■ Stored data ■
--- Begin ---
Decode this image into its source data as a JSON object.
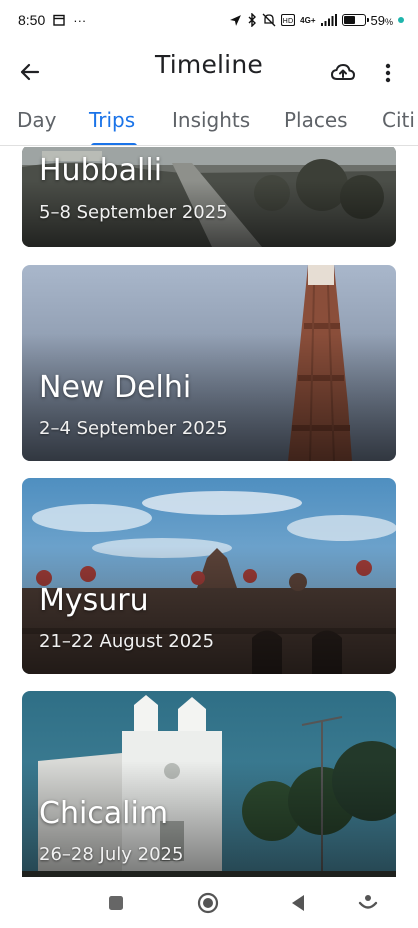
{
  "status_bar": {
    "time": "8:50",
    "network": "4G+",
    "battery_percent": "59",
    "battery_symbol": "%",
    "battery_level": 0.59,
    "icons": [
      "calendar-icon",
      "more-dots-icon",
      "location-icon",
      "bluetooth-icon",
      "mute-icon",
      "volte-icon",
      "signal-icon",
      "battery-icon"
    ]
  },
  "app_bar": {
    "title": "Timeline",
    "back_icon": "arrow-back-icon",
    "upload_icon": "cloud-upload-icon",
    "more_icon": "more-vert-icon"
  },
  "tabs": [
    {
      "label": "Day",
      "active": false
    },
    {
      "label": "Trips",
      "active": true
    },
    {
      "label": "Insights",
      "active": false
    },
    {
      "label": "Places",
      "active": false
    },
    {
      "label": "Citi",
      "active": false
    }
  ],
  "trips": [
    {
      "city": "Hubballi",
      "dates": "5–8 September 2025"
    },
    {
      "city": "New Delhi",
      "dates": "2–4 September 2025"
    },
    {
      "city": "Mysuru",
      "dates": "21–22 August 2025"
    },
    {
      "city": "Chicalim",
      "dates": "26–28 July 2025"
    }
  ],
  "nav_bar": {
    "items": [
      "square-recents-icon",
      "circle-home-icon",
      "triangle-back-icon",
      "assistant-icon"
    ]
  },
  "colors": {
    "accent": "#1a73e8",
    "tab_inactive": "#5f6368",
    "title": "#202124"
  }
}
--- End ---
The records above must be transcribed exactly. Pictures are left out of the copy.

■ Task solution ■
Decode this image into its source data as a JSON object.
{
  "status_bar": {
    "time": "8:50",
    "network": "4G+",
    "battery_percent": "59",
    "battery_symbol": "%",
    "battery_level": 0.59,
    "icons": [
      "calendar-icon",
      "more-dots-icon",
      "location-icon",
      "bluetooth-icon",
      "mute-icon",
      "volte-icon",
      "signal-icon",
      "battery-icon"
    ]
  },
  "app_bar": {
    "title": "Timeline",
    "back_icon": "arrow-back-icon",
    "upload_icon": "cloud-upload-icon",
    "more_icon": "more-vert-icon"
  },
  "tabs": [
    {
      "label": "Day",
      "active": false
    },
    {
      "label": "Trips",
      "active": true
    },
    {
      "label": "Insights",
      "active": false
    },
    {
      "label": "Places",
      "active": false
    },
    {
      "label": "Citi",
      "active": false
    }
  ],
  "trips": [
    {
      "city": "Hubballi",
      "dates": "5–8 September 2025"
    },
    {
      "city": "New Delhi",
      "dates": "2–4 September 2025"
    },
    {
      "city": "Mysuru",
      "dates": "21–22 August 2025"
    },
    {
      "city": "Chicalim",
      "dates": "26–28 July 2025"
    }
  ],
  "nav_bar": {
    "items": [
      "square-recents-icon",
      "circle-home-icon",
      "triangle-back-icon",
      "assistant-icon"
    ]
  },
  "colors": {
    "accent": "#1a73e8",
    "tab_inactive": "#5f6368",
    "title": "#202124"
  }
}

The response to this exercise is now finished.